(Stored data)
-------------------------

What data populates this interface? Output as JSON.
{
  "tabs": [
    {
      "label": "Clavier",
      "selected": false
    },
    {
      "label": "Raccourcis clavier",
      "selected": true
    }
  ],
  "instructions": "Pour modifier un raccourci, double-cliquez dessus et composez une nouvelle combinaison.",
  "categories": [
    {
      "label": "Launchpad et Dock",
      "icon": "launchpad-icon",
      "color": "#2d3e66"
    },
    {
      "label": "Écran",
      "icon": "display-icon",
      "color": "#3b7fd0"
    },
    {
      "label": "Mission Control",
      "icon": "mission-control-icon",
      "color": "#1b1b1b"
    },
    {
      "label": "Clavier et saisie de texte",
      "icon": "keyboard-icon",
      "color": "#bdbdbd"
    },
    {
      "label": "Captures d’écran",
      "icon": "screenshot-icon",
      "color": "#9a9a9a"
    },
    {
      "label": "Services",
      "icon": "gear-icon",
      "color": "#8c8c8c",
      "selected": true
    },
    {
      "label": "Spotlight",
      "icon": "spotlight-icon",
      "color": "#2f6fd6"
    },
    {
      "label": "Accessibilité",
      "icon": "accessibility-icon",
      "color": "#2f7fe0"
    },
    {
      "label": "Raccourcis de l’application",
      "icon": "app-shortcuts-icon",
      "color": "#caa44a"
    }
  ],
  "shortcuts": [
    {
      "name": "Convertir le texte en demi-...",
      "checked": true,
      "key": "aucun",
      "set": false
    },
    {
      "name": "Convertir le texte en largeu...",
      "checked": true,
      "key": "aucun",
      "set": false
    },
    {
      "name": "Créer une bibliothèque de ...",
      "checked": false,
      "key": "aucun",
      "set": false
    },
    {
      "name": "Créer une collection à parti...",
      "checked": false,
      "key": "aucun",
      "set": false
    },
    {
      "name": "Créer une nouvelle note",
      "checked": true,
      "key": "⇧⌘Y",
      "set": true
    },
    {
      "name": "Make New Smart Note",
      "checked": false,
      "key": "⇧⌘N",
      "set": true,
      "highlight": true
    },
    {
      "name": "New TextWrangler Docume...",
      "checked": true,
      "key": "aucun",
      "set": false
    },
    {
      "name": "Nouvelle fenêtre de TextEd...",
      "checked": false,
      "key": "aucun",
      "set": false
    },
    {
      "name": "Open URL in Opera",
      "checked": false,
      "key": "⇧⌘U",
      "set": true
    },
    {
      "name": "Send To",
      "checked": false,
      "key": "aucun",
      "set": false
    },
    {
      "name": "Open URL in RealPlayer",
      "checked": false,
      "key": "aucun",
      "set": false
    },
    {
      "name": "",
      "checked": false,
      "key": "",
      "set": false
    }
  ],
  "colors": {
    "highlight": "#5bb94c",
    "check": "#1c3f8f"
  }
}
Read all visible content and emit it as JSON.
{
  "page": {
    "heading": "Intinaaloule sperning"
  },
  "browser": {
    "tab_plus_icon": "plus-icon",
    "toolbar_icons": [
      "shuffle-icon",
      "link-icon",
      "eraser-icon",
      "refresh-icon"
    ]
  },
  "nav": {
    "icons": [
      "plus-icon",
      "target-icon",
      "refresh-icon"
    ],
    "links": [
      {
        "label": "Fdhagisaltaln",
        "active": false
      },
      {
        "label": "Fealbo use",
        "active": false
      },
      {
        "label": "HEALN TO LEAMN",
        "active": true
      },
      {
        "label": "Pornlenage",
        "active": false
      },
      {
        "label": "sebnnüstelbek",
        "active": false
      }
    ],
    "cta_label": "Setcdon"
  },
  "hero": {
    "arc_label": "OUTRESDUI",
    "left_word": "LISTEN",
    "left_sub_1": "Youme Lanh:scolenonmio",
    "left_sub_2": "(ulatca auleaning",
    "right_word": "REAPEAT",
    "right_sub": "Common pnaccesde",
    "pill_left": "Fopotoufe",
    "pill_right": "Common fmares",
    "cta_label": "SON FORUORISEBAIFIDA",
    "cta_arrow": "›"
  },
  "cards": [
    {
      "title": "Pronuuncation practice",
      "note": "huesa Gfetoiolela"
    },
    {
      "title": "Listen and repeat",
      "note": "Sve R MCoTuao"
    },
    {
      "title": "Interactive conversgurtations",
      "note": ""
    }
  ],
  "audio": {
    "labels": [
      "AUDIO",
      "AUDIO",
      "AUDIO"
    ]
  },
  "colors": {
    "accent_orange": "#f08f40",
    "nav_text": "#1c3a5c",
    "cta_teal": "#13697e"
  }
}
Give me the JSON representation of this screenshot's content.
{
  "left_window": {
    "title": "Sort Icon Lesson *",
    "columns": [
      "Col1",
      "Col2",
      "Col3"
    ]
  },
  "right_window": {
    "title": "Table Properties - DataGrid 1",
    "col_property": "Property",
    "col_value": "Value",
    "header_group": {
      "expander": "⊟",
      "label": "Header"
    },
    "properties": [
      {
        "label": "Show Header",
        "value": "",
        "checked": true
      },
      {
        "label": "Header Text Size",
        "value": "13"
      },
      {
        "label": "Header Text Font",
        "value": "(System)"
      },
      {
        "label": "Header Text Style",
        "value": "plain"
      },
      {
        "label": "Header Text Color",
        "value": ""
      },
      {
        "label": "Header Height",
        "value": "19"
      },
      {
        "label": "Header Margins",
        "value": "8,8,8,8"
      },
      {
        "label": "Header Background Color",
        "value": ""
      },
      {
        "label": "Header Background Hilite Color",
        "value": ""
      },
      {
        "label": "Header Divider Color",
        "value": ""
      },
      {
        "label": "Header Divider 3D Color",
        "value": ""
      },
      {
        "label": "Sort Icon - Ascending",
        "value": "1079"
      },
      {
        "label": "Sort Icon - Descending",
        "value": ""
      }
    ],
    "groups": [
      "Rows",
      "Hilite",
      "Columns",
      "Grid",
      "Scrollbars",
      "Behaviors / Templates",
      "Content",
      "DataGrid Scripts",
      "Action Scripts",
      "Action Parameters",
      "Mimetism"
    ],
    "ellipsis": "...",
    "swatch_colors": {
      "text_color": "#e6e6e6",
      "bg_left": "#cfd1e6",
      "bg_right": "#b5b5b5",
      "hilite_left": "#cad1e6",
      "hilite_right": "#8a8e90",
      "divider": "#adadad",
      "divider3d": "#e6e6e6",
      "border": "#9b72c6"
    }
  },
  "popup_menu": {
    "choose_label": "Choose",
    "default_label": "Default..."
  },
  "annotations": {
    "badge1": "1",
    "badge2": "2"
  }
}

-------------------------

◆ TO BE DONE: Repeat the data precisely, reproducing every entry.

◆ RESULT OF THE TASK:
What data populates this interface? Output as JSON.
{
  "tabs": [
    {
      "label": "Clavier",
      "selected": false
    },
    {
      "label": "Raccourcis clavier",
      "selected": true
    }
  ],
  "instructions": "Pour modifier un raccourci, double-cliquez dessus et composez une nouvelle combinaison.",
  "categories": [
    {
      "label": "Launchpad et Dock",
      "icon": "launchpad-icon",
      "color": "#2d3e66"
    },
    {
      "label": "Écran",
      "icon": "display-icon",
      "color": "#3b7fd0"
    },
    {
      "label": "Mission Control",
      "icon": "mission-control-icon",
      "color": "#1b1b1b"
    },
    {
      "label": "Clavier et saisie de texte",
      "icon": "keyboard-icon",
      "color": "#bdbdbd"
    },
    {
      "label": "Captures d’écran",
      "icon": "screenshot-icon",
      "color": "#9a9a9a"
    },
    {
      "label": "Services",
      "icon": "gear-icon",
      "color": "#8c8c8c",
      "selected": true
    },
    {
      "label": "Spotlight",
      "icon": "spotlight-icon",
      "color": "#2f6fd6"
    },
    {
      "label": "Accessibilité",
      "icon": "accessibility-icon",
      "color": "#2f7fe0"
    },
    {
      "label": "Raccourcis de l’application",
      "icon": "app-shortcuts-icon",
      "color": "#caa44a"
    }
  ],
  "shortcuts": [
    {
      "name": "Convertir le texte en demi-...",
      "checked": true,
      "key": "aucun",
      "set": false
    },
    {
      "name": "Convertir le texte en largeu...",
      "checked": true,
      "key": "aucun",
      "set": false
    },
    {
      "name": "Créer une bibliothèque de ...",
      "checked": false,
      "key": "aucun",
      "set": false
    },
    {
      "name": "Créer une collection à parti...",
      "checked": false,
      "key": "aucun",
      "set": false
    },
    {
      "name": "Créer une nouvelle note",
      "checked": true,
      "key": "⇧⌘Y",
      "set": true
    },
    {
      "name": "Make New Smart Note",
      "checked": false,
      "key": "⇧⌘N",
      "set": true,
      "highlight": true
    },
    {
      "name": "New TextWrangler Docume...",
      "checked": true,
      "key": "aucun",
      "set": false
    },
    {
      "name": "Nouvelle fenêtre de TextEd...",
      "checked": false,
      "key": "aucun",
      "set": false
    },
    {
      "name": "Open URL in Opera",
      "checked": false,
      "key": "⇧⌘U",
      "set": true
    },
    {
      "name": "Send To",
      "checked": false,
      "key": "aucun",
      "set": false
    },
    {
      "name": "Open URL in RealPlayer",
      "checked": false,
      "key": "aucun",
      "set": false
    },
    {
      "name": "",
      "checked": false,
      "key": "",
      "set": false
    }
  ],
  "colors": {
    "highlight": "#5bb94c",
    "check": "#1c3f8f"
  }
}
Read all visible content and emit it as JSON.
{
  "page": {
    "heading": "Intinaaloule sperning"
  },
  "browser": {
    "tab_plus_icon": "plus-icon",
    "toolbar_icons": [
      "shuffle-icon",
      "link-icon",
      "eraser-icon",
      "refresh-icon"
    ]
  },
  "nav": {
    "icons": [
      "plus-icon",
      "target-icon",
      "refresh-icon"
    ],
    "links": [
      {
        "label": "Fdhagisaltaln",
        "active": false
      },
      {
        "label": "Fealbo use",
        "active": false
      },
      {
        "label": "HEALN TO LEAMN",
        "active": true
      },
      {
        "label": "Pornlenage",
        "active": false
      },
      {
        "label": "sebnnüstelbek",
        "active": false
      }
    ],
    "cta_label": "Setcdon"
  },
  "hero": {
    "arc_label": "OUTRESDUI",
    "left_word": "LISTEN",
    "left_sub_1": "Youme Lanh:scolenonmio",
    "left_sub_2": "(ulatca auleaning",
    "right_word": "REAPEAT",
    "right_sub": "Common pnaccesde",
    "pill_left": "Fopotoufe",
    "pill_right": "Common fmares",
    "cta_label": "SON FORUORISEBAIFIDA",
    "cta_arrow": "›"
  },
  "cards": [
    {
      "title": "Pronuuncation practice",
      "note": "huesa Gfetoiolela"
    },
    {
      "title": "Listen and repeat",
      "note": "Sve R MCoTuao"
    },
    {
      "title": "Interactive conversgurtations",
      "note": ""
    }
  ],
  "audio": {
    "labels": [
      "AUDIO",
      "AUDIO",
      "AUDIO"
    ]
  },
  "colors": {
    "accent_orange": "#f08f40",
    "nav_text": "#1c3a5c",
    "cta_teal": "#13697e"
  }
}
Give me the JSON representation of this screenshot's content.
{
  "left_window": {
    "title": "Sort Icon Lesson *",
    "columns": [
      "Col1",
      "Col2",
      "Col3"
    ]
  },
  "right_window": {
    "title": "Table Properties - DataGrid 1",
    "col_property": "Property",
    "col_value": "Value",
    "header_group": {
      "expander": "⊟",
      "label": "Header"
    },
    "properties": [
      {
        "label": "Show Header",
        "value": "",
        "checked": true
      },
      {
        "label": "Header Text Size",
        "value": "13"
      },
      {
        "label": "Header Text Font",
        "value": "(System)"
      },
      {
        "label": "Header Text Style",
        "value": "plain"
      },
      {
        "label": "Header Text Color",
        "value": ""
      },
      {
        "label": "Header Height",
        "value": "19"
      },
      {
        "label": "Header Margins",
        "value": "8,8,8,8"
      },
      {
        "label": "Header Background Color",
        "value": ""
      },
      {
        "label": "Header Background Hilite Color",
        "value": ""
      },
      {
        "label": "Header Divider Color",
        "value": ""
      },
      {
        "label": "Header Divider 3D Color",
        "value": ""
      },
      {
        "label": "Sort Icon - Ascending",
        "value": "1079"
      },
      {
        "label": "Sort Icon - Descending",
        "value": ""
      }
    ],
    "groups": [
      "Rows",
      "Hilite",
      "Columns",
      "Grid",
      "Scrollbars",
      "Behaviors / Templates",
      "Content",
      "DataGrid Scripts",
      "Action Scripts",
      "Action Parameters",
      "Mimetism"
    ],
    "ellipsis": "...",
    "swatch_colors": {
      "text_color": "#e6e6e6",
      "bg_left": "#cfd1e6",
      "bg_right": "#b5b5b5",
      "hilite_left": "#cad1e6",
      "hilite_right": "#8a8e90",
      "divider": "#adadad",
      "divider3d": "#e6e6e6",
      "border": "#9b72c6"
    }
  },
  "popup_menu": {
    "choose_label": "Choose",
    "default_label": "Default..."
  },
  "annotations": {
    "badge1": "1",
    "badge2": "2"
  }
}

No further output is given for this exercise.